# [The data]
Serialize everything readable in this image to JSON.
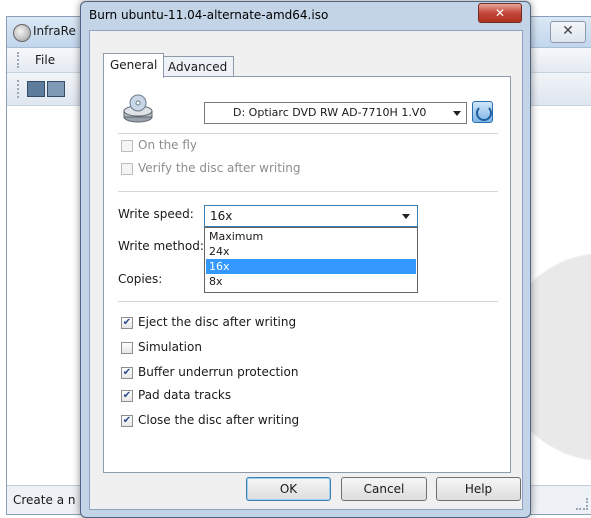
{
  "background_app": {
    "title": "InfraRe",
    "menu": {
      "file": "File"
    },
    "status_text": "Create a n",
    "close_symbol": "✕"
  },
  "dialog": {
    "title": "Burn ubuntu-11.04-alternate-amd64.iso",
    "close_symbol": "✕",
    "tabs": [
      {
        "label": "General",
        "selected": true
      },
      {
        "label": "Advanced",
        "selected": false
      }
    ],
    "drive": {
      "value": "D: Optiarc DVD RW AD-7710H 1.V0",
      "icon": "cd-drive-icon"
    },
    "options_top": [
      {
        "label": "On the fly",
        "checked": false,
        "enabled": false
      },
      {
        "label": "Verify the disc after writing",
        "checked": false,
        "enabled": false
      }
    ],
    "write_speed": {
      "label": "Write speed:",
      "value": "16x",
      "options": [
        "Maximum",
        "24x",
        "16x",
        "8x"
      ],
      "selected_index": 2
    },
    "write_method": {
      "label": "Write method:"
    },
    "copies": {
      "label": "Copies:"
    },
    "options_bottom": [
      {
        "label": "Eject the disc after writing",
        "checked": true
      },
      {
        "label": "Simulation",
        "checked": false
      },
      {
        "label": "Buffer underrun protection",
        "checked": true
      },
      {
        "label": "Pad data tracks",
        "checked": true
      },
      {
        "label": "Close the disc after writing",
        "checked": true
      }
    ],
    "check_mark": "✔",
    "buttons": {
      "ok": "OK",
      "cancel": "Cancel",
      "help": "Help"
    }
  },
  "colors": {
    "selection": "#3399ff",
    "dialog_frame": "#c4d4e7",
    "close_button": "#c2473a"
  }
}
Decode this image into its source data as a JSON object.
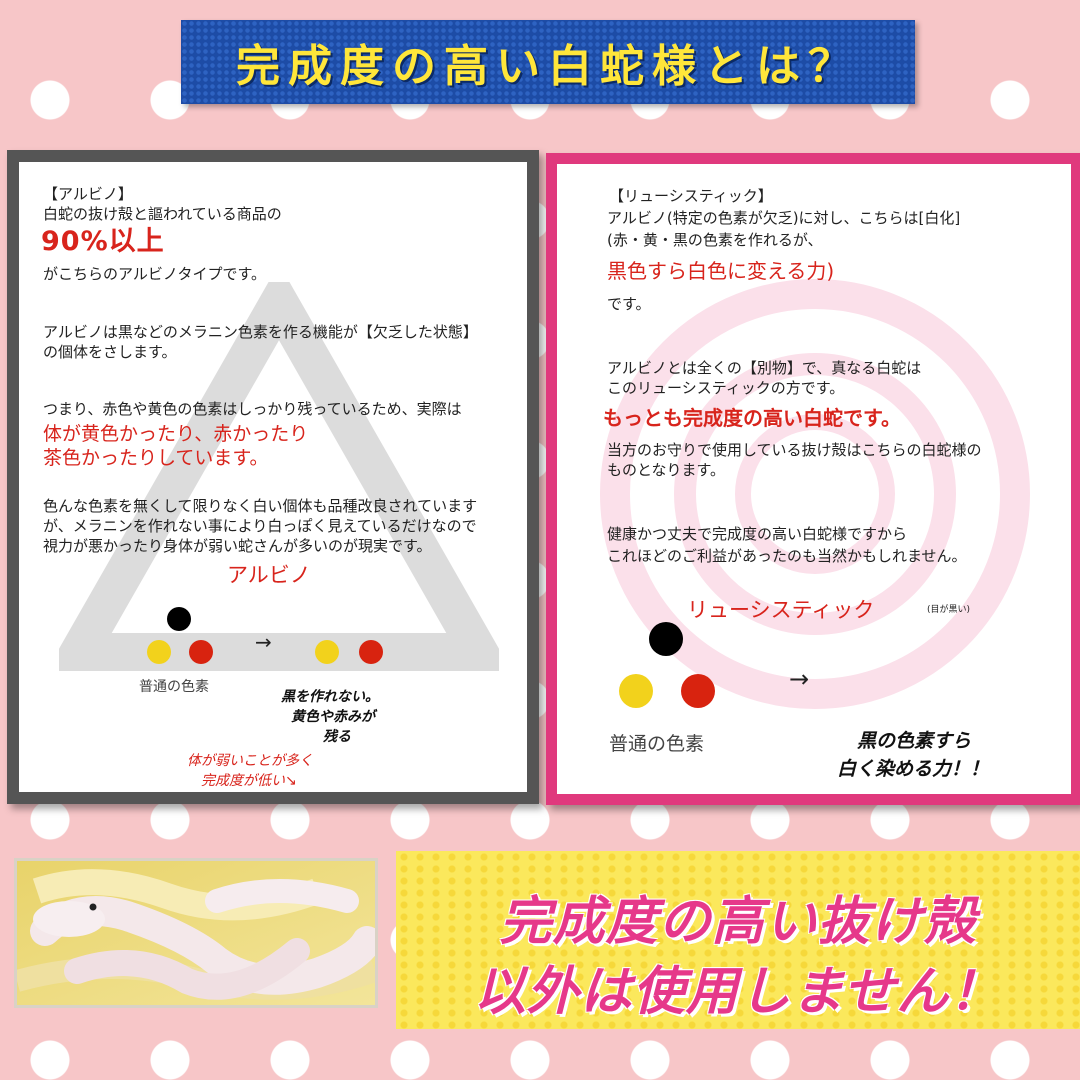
{
  "title": "完成度の高い白蛇様とは？",
  "left": {
    "heading": "【アルビノ】",
    "line1": "白蛇の抜け殻と謳われている商品の",
    "highlight_percent": "90%以上",
    "line2": "がこちらのアルビノタイプです。",
    "para2_l1": "アルビノは黒などのメラニン色素を作る機能が【欠乏した状態】",
    "para2_l2": "の個体をさします。",
    "para3_l1": "つまり、赤色や黄色の色素はしっかり残っているため、実際は",
    "para3_red1": "体が黄色かったり、赤かったり",
    "para3_red2": "茶色かったりしています。",
    "para4_l1": "色んな色素を無くして限りなく白い個体も品種改良されています",
    "para4_l2": "が、メラニンを作れない事により白っぽく見えているだけなので",
    "para4_l3": "視力が悪かったり身体が弱い蛇さんが多いのが現実です。",
    "diagram_label": "アルビノ",
    "arrow": "→",
    "normal_label": "普通の色素",
    "note_l1": "黒を作れない。",
    "note_l2": "黄色や赤みが",
    "note_l3": "残る",
    "hand_l1": "体が弱いことが多く",
    "hand_l2": "完成度が低い↘"
  },
  "right": {
    "heading": "【リューシスティック】",
    "line1": "アルビノ(特定の色素が欠乏)に対し、こちらは[白化]",
    "line2": "(赤・黄・黒の色素を作れるが、",
    "highlight1": "黒色すら白色に変える力)",
    "line3": "です。",
    "para2_l1": "アルビノとは全くの【別物】で、真なる白蛇は",
    "para2_l2": "このリューシスティックの方です。",
    "highlight2": "もっとも完成度の高い白蛇です。",
    "para3_l1": "当方のお守りで使用している抜け殻はこちらの白蛇様の",
    "para3_l2": "ものとなります。",
    "para4_l1": "健康かつ丈夫で完成度の高い白蛇様ですから",
    "para4_l2": "これほどのご利益があったのも当然かもしれません。",
    "diagram_label": "リューシスティック",
    "diagram_note": "(目が黒い)",
    "arrow": "→",
    "normal_label": "普通の色素",
    "power_l1": "黒の色素すら",
    "power_l2": "白く染める力！！"
  },
  "bottom": {
    "line1": "完成度の高い抜け殻",
    "line2": "以外は使用しません！"
  },
  "colors": {
    "background": "#f7c6c8",
    "banner_blue": "#1d4ca6",
    "title_yellow": "#ffe63a",
    "accent_red": "#d8241c",
    "accent_pink": "#e0397d",
    "pigment_black": "#000000",
    "pigment_yellow": "#f2d21c",
    "pigment_red": "#d8230f"
  }
}
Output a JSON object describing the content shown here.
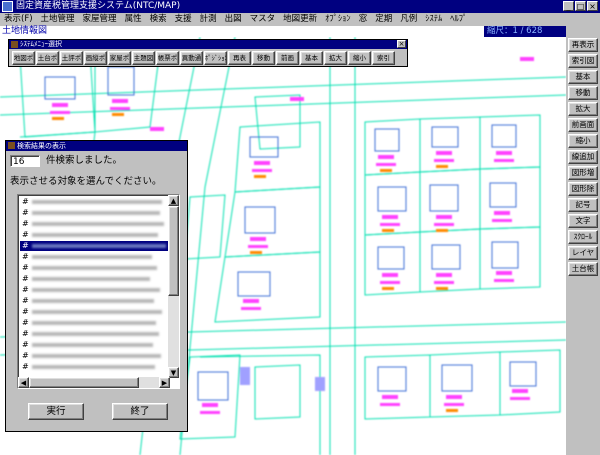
{
  "app": {
    "title": "固定資産税管理支援システム(NTC/MAP)"
  },
  "window_controls": {
    "minimize": "_",
    "maximize": "□",
    "close": "×"
  },
  "menu": [
    "表示(F)",
    "土地管理",
    "家屋管理",
    "属性",
    "検索",
    "支援",
    "計測",
    "出図",
    "マスタ",
    "地図更新",
    "ｵﾌﾟｼｮﾝ",
    "窓",
    "定期",
    "凡例",
    "ｼｽﾃﾑ",
    "ﾍﾙﾌﾟ"
  ],
  "infobar": {
    "label": "土地情報図",
    "scale": "縮尺：1 / 628"
  },
  "right_toolbar": [
    "再表示",
    "索引図",
    "基本",
    "移動",
    "拡大",
    "前画面",
    "縮小",
    "線追加",
    "図形増",
    "図形除",
    "記号",
    "文字",
    "ｽｸﾛｰﾙ",
    "レイヤ",
    "土台帳"
  ],
  "menu_panel": {
    "title": "ｼｽﾃﾑﾒﾆｭｰ選択",
    "close": "×",
    "buttons": [
      "地図ポ",
      "土台ポ",
      "土評ポ",
      "画縦ポ",
      "家屋ポ",
      "主題図",
      "帳票ポ",
      "異動通",
      "ﾎﾟｼﾞｼｮﾝ",
      "再表",
      "移動",
      "前画",
      "基本",
      "拡大",
      "縮小",
      "索引"
    ]
  },
  "search_result": {
    "title": "検索結果の表示",
    "count": "16",
    "count_label": "件検索しました。",
    "instruction": "表示させる対象を選んでください。",
    "rows": [
      "#",
      "#",
      "#",
      "#",
      "#",
      "#",
      "#",
      "#",
      "#",
      "#",
      "#",
      "#",
      "#",
      "#",
      "#",
      "#"
    ],
    "selected_index": 4,
    "execute_button": "実行",
    "end_button": "終了"
  },
  "colors": {
    "title_bar": "#000080",
    "map_line": "#00e0b0",
    "map_parcel_text": "#ff40ff",
    "map_lot_text": "#ff8a00"
  }
}
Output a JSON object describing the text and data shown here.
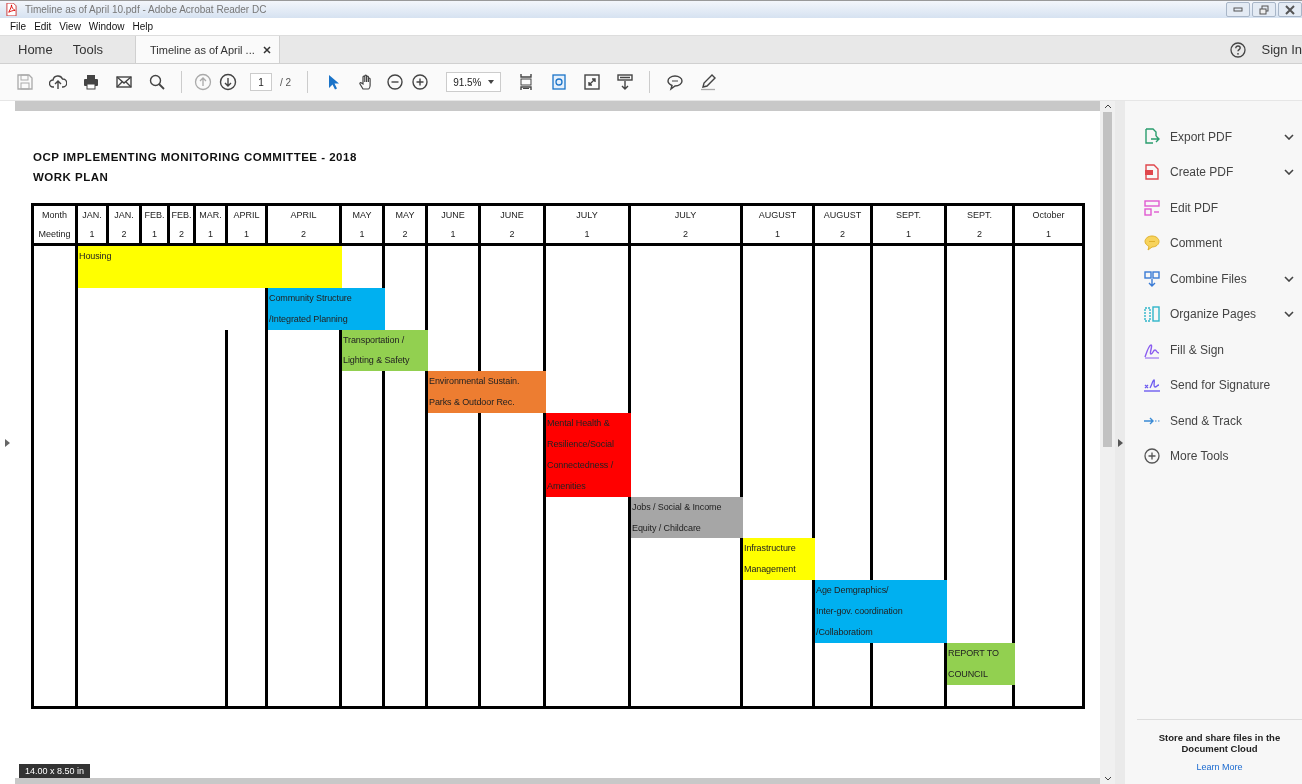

# [Task to carry out]
Except for the pictures, copy every line of the records above exactly.

# [Written answer]
Serialize everything readable in this image to JSON.
{
  "background_app": {
    "title": "InfraRe",
    "menu": {
      "file": "File"
    },
    "status_text": "Create a n",
    "close_symbol": "✕"
  },
  "dialog": {
    "title": "Burn ubuntu-11.04-alternate-amd64.iso",
    "close_symbol": "✕",
    "tabs": [
      {
        "label": "General",
        "selected": true
      },
      {
        "label": "Advanced",
        "selected": false
      }
    ],
    "drive": {
      "value": "D: Optiarc DVD RW AD-7710H 1.V0",
      "icon": "cd-drive-icon"
    },
    "options_top": [
      {
        "label": "On the fly",
        "checked": false,
        "enabled": false
      },
      {
        "label": "Verify the disc after writing",
        "checked": false,
        "enabled": false
      }
    ],
    "write_speed": {
      "label": "Write speed:",
      "value": "16x",
      "options": [
        "Maximum",
        "24x",
        "16x",
        "8x"
      ],
      "selected_index": 2
    },
    "write_method": {
      "label": "Write method:"
    },
    "copies": {
      "label": "Copies:"
    },
    "options_bottom": [
      {
        "label": "Eject the disc after writing",
        "checked": true
      },
      {
        "label": "Simulation",
        "checked": false
      },
      {
        "label": "Buffer underrun protection",
        "checked": true
      },
      {
        "label": "Pad data tracks",
        "checked": true
      },
      {
        "label": "Close the disc after writing",
        "checked": true
      }
    ],
    "check_mark": "✔",
    "buttons": {
      "ok": "OK",
      "cancel": "Cancel",
      "help": "Help"
    }
  },
  "colors": {
    "selection": "#3399ff",
    "dialog_frame": "#c4d4e7",
    "close_button": "#c2473a"
  }
}
Decode this image into its source data as a JSON object.
{
  "title": "完成度の高い白蛇様とは？",
  "left": {
    "heading": "【アルビノ】",
    "line1": "白蛇の抜け殻と謳われている商品の",
    "highlight_percent": "90%以上",
    "line2": "がこちらのアルビノタイプです。",
    "para2_l1": "アルビノは黒などのメラニン色素を作る機能が【欠乏した状態】",
    "para2_l2": "の個体をさします。",
    "para3_l1": "つまり、赤色や黄色の色素はしっかり残っているため、実際は",
    "para3_red1": "体が黄色かったり、赤かったり",
    "para3_red2": "茶色かったりしています。",
    "para4_l1": "色んな色素を無くして限りなく白い個体も品種改良されています",
    "para4_l2": "が、メラニンを作れない事により白っぽく見えているだけなので",
    "para4_l3": "視力が悪かったり身体が弱い蛇さんが多いのが現実です。",
    "diagram_label": "アルビノ",
    "arrow": "→",
    "normal_label": "普通の色素",
    "note_l1": "黒を作れない。",
    "note_l2": "黄色や赤みが",
    "note_l3": "残る",
    "hand_l1": "体が弱いことが多く",
    "hand_l2": "完成度が低い↘"
  },
  "right": {
    "heading": "【リューシスティック】",
    "line1": "アルビノ(特定の色素が欠乏)に対し、こちらは[白化]",
    "line2": "(赤・黄・黒の色素を作れるが、",
    "highlight1": "黒色すら白色に変える力)",
    "line3": "です。",
    "para2_l1": "アルビノとは全くの【別物】で、真なる白蛇は",
    "para2_l2": "このリューシスティックの方です。",
    "highlight2": "もっとも完成度の高い白蛇です。",
    "para3_l1": "当方のお守りで使用している抜け殻はこちらの白蛇様の",
    "para3_l2": "ものとなります。",
    "para4_l1": "健康かつ丈夫で完成度の高い白蛇様ですから",
    "para4_l2": "これほどのご利益があったのも当然かもしれません。",
    "diagram_label": "リューシスティック",
    "diagram_note": "(目が黒い)",
    "arrow": "→",
    "normal_label": "普通の色素",
    "power_l1": "黒の色素すら",
    "power_l2": "白く染める力！！"
  },
  "bottom": {
    "line1": "完成度の高い抜け殻",
    "line2": "以外は使用しません！"
  },
  "colors": {
    "background": "#f7c6c8",
    "banner_blue": "#1d4ca6",
    "title_yellow": "#ffe63a",
    "accent_red": "#d8241c",
    "accent_pink": "#e0397d",
    "pigment_black": "#000000",
    "pigment_yellow": "#f2d21c",
    "pigment_red": "#d8230f"
  }
}
Output a JSON object describing the content shown here.
{
  "app": {
    "title": "固定資産税管理支援システム(NTC/MAP)"
  },
  "window_controls": {
    "minimize": "_",
    "maximize": "□",
    "close": "×"
  },
  "menu": [
    "表示(F)",
    "土地管理",
    "家屋管理",
    "属性",
    "検索",
    "支援",
    "計測",
    "出図",
    "マスタ",
    "地図更新",
    "ｵﾌﾟｼｮﾝ",
    "窓",
    "定期",
    "凡例",
    "ｼｽﾃﾑ",
    "ﾍﾙﾌﾟ"
  ],
  "infobar": {
    "label": "土地情報図",
    "scale": "縮尺：1 / 628"
  },
  "right_toolbar": [
    "再表示",
    "索引図",
    "基本",
    "移動",
    "拡大",
    "前画面",
    "縮小",
    "線追加",
    "図形増",
    "図形除",
    "記号",
    "文字",
    "ｽｸﾛｰﾙ",
    "レイヤ",
    "土台帳"
  ],
  "menu_panel": {
    "title": "ｼｽﾃﾑﾒﾆｭｰ選択",
    "close": "×",
    "buttons": [
      "地図ポ",
      "土台ポ",
      "土評ポ",
      "画縦ポ",
      "家屋ポ",
      "主題図",
      "帳票ポ",
      "異動通",
      "ﾎﾟｼﾞｼｮﾝ",
      "再表",
      "移動",
      "前画",
      "基本",
      "拡大",
      "縮小",
      "索引"
    ]
  },
  "search_result": {
    "title": "検索結果の表示",
    "count": "16",
    "count_label": "件検索しました。",
    "instruction": "表示させる対象を選んでください。",
    "rows": [
      "#",
      "#",
      "#",
      "#",
      "#",
      "#",
      "#",
      "#",
      "#",
      "#",
      "#",
      "#",
      "#",
      "#",
      "#",
      "#"
    ],
    "selected_index": 4,
    "execute_button": "実行",
    "end_button": "終了"
  },
  "colors": {
    "title_bar": "#000080",
    "map_line": "#00e0b0",
    "map_parcel_text": "#ff40ff",
    "map_lot_text": "#ff8a00"
  }
}
Output a JSON object describing the text and data shown here.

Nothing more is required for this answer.